Compito assegnato: Trascrivi senza alcuna modifica le righe dei dati, cominciando dalla prima e fermandoti dopo quella che contiene "x-tick-label: TSF (505, 389, 521, 399)", compresa.
○ ○ ○ ○ ○ ○ ○
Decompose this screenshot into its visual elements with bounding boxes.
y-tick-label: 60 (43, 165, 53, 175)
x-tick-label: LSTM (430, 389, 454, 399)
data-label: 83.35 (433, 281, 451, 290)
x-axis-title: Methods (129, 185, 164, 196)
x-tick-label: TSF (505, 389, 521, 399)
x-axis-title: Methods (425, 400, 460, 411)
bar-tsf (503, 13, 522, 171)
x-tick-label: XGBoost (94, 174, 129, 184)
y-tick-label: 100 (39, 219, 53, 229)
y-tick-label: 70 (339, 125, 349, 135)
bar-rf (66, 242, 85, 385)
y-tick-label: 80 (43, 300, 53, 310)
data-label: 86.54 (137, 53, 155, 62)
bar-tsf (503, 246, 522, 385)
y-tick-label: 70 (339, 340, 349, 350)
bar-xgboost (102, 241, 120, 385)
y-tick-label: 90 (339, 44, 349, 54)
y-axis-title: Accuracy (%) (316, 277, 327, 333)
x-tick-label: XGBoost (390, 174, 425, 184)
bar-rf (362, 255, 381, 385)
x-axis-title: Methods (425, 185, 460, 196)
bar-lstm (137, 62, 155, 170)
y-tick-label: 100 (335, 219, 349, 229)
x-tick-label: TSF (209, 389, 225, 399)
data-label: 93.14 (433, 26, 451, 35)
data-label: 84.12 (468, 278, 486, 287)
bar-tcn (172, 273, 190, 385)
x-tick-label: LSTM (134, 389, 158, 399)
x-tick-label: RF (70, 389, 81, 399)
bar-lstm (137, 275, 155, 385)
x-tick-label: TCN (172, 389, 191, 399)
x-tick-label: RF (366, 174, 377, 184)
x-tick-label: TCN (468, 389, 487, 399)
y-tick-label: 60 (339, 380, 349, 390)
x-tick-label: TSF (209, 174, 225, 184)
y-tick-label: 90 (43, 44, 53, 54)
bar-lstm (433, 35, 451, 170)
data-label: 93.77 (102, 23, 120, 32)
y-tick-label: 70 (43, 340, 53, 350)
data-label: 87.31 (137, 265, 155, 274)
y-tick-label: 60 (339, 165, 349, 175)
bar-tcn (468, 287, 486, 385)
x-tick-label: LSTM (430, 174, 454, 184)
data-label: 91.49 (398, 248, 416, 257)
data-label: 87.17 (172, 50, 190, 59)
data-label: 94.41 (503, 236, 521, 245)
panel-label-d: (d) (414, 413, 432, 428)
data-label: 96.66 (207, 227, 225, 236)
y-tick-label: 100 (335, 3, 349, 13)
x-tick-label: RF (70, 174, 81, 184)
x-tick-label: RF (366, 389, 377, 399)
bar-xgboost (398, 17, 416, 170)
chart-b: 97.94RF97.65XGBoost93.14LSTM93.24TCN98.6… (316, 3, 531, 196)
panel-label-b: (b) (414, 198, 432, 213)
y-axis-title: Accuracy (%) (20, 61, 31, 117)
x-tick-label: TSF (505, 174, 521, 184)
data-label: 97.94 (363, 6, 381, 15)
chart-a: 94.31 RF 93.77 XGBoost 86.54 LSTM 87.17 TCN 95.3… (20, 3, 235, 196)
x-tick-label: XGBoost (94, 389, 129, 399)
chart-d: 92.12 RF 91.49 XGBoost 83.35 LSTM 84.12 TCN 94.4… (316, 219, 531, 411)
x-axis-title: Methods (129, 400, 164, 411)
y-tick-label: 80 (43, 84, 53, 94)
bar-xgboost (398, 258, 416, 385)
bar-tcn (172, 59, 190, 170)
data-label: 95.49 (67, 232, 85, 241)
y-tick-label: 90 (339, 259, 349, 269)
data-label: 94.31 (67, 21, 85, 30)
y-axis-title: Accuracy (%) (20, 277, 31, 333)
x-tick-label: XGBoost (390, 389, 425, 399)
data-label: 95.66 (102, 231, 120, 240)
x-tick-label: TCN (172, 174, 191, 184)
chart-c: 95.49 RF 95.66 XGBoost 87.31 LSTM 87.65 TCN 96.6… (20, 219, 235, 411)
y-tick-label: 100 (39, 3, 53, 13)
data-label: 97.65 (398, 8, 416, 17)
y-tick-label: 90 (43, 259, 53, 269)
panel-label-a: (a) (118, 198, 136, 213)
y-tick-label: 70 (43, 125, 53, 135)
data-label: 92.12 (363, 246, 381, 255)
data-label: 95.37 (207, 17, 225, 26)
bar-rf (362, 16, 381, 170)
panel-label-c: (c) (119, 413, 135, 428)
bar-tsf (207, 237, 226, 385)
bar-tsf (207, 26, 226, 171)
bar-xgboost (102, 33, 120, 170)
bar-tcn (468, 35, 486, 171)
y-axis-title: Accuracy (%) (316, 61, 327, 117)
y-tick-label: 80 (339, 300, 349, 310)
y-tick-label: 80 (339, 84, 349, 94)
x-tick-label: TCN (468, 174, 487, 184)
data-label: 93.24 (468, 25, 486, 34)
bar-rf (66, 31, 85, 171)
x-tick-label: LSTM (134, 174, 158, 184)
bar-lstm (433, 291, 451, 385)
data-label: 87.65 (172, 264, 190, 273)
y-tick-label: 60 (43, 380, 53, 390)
○ ○ ○ ○ ○ ○ ○
Risultato del compito:
Decompose this screenshot into its visual elements with bounding boxes.
y-tick-label: 60 (43, 165, 53, 175)
x-tick-label: LSTM (430, 389, 454, 399)
data-label: 83.35 (433, 281, 451, 290)
x-axis-title: Methods (129, 185, 164, 196)
x-tick-label: TSF (505, 389, 521, 399)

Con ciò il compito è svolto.